__What you need to do__.
Hunt for the word "Socher" across the entries below, copying each line that holds it.

>> Begin Excerpted records

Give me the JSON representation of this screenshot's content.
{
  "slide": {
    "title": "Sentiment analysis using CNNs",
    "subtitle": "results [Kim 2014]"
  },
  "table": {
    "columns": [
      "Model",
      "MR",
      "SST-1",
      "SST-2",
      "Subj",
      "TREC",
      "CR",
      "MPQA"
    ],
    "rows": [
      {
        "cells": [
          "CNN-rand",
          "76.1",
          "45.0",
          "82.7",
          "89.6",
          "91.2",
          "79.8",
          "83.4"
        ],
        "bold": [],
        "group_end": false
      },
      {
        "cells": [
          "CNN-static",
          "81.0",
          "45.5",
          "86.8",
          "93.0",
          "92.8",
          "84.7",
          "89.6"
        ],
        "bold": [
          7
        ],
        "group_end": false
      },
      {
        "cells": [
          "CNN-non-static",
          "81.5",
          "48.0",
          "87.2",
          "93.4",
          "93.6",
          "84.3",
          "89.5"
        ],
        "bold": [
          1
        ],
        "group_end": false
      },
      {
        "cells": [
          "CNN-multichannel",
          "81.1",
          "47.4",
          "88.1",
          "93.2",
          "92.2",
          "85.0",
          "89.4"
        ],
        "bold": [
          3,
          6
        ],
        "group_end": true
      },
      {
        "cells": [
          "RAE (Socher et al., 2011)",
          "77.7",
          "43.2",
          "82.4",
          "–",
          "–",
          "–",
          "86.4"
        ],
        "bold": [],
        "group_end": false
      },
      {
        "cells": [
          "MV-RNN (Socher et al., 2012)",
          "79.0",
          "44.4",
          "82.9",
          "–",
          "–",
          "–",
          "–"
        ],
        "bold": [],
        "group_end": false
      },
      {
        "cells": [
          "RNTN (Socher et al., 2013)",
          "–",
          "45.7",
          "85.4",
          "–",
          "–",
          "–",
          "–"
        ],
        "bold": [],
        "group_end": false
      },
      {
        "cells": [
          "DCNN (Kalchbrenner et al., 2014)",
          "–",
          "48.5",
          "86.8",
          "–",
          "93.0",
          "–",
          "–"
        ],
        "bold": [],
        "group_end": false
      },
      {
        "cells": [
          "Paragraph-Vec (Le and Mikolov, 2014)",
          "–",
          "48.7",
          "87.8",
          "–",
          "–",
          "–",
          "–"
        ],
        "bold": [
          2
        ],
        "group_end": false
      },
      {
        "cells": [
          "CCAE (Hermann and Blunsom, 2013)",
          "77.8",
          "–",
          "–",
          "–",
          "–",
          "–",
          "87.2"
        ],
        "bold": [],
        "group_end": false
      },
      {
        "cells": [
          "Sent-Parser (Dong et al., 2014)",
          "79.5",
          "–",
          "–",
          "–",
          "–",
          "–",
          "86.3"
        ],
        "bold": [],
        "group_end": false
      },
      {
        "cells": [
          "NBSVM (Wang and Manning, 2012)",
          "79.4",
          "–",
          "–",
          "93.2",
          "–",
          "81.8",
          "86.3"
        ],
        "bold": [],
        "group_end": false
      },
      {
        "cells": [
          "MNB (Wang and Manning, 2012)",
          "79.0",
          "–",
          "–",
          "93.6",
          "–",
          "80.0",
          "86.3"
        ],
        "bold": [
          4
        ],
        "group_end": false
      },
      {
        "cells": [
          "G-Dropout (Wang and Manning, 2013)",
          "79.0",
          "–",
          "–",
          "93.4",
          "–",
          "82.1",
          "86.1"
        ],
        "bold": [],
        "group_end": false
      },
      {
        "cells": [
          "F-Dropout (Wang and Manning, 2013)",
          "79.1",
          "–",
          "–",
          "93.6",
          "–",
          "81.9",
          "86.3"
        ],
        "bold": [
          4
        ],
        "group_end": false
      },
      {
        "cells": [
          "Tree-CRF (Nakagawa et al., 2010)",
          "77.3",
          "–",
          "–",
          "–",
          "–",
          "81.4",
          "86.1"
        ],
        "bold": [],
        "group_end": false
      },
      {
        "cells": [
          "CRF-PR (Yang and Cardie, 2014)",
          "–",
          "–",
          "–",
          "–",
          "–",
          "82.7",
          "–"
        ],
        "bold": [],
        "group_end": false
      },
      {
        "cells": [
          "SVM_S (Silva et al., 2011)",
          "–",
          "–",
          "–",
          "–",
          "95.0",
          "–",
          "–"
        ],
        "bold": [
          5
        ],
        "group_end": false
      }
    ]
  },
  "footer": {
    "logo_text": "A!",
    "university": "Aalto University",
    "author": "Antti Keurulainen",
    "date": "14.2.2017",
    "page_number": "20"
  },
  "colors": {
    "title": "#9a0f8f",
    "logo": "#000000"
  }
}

>> End Excerpted records

__Answer to the task__.
          "RAE (Socher et al., 2011)",
          "MV-RNN (Socher et al., 2012)",
          "RNTN (Socher et al., 2013)",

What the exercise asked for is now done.